** START OF DATA FOR THIS EXERCISE **

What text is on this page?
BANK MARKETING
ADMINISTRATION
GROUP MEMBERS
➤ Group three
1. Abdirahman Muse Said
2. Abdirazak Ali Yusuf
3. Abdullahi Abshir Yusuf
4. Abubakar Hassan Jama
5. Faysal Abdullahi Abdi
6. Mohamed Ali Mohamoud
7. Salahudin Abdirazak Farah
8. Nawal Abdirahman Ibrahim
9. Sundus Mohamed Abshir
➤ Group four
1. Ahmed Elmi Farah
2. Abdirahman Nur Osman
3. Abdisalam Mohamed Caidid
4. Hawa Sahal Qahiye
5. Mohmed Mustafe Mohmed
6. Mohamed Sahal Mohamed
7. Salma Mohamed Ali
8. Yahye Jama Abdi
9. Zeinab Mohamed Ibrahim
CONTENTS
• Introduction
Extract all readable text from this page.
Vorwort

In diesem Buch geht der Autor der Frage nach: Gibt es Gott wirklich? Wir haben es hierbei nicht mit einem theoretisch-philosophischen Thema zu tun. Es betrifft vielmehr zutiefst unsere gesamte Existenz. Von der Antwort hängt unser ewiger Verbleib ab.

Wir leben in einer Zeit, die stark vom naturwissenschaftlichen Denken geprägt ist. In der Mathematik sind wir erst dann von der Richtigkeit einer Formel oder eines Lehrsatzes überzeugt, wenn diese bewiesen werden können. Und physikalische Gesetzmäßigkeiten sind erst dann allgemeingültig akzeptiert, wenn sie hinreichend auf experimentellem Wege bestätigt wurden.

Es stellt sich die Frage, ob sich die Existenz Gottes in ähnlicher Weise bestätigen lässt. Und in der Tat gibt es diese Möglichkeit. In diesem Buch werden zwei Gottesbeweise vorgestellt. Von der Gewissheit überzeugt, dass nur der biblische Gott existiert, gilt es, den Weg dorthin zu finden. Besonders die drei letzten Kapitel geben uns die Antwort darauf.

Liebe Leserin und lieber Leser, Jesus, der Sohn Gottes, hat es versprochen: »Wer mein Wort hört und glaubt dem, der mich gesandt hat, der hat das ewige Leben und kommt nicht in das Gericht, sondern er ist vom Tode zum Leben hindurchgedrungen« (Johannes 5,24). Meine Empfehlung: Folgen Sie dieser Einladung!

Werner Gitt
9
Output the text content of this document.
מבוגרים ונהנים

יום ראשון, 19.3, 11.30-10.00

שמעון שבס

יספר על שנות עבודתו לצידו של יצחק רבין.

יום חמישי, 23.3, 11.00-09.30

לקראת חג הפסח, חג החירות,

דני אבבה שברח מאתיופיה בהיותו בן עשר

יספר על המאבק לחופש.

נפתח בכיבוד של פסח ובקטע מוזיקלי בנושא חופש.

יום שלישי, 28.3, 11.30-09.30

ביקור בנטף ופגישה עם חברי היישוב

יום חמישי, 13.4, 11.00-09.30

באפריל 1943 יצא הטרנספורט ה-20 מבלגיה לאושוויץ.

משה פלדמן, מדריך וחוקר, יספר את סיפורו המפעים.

** END OF DATA FOR THIS EXERCISE **

Find all lines holding the string "Mohamed" and copy them.

## ANSWER TO THIS PROBLEM
6. Mohamed Ali Mohamoud
9. Sundus Mohamed Abshir
3. Abdisalam Mohamed Caidid
6. Mohamed Sahal Mohamed
7. Salma Mohamed Ali
9. Zeinab Mohamed Ibrahim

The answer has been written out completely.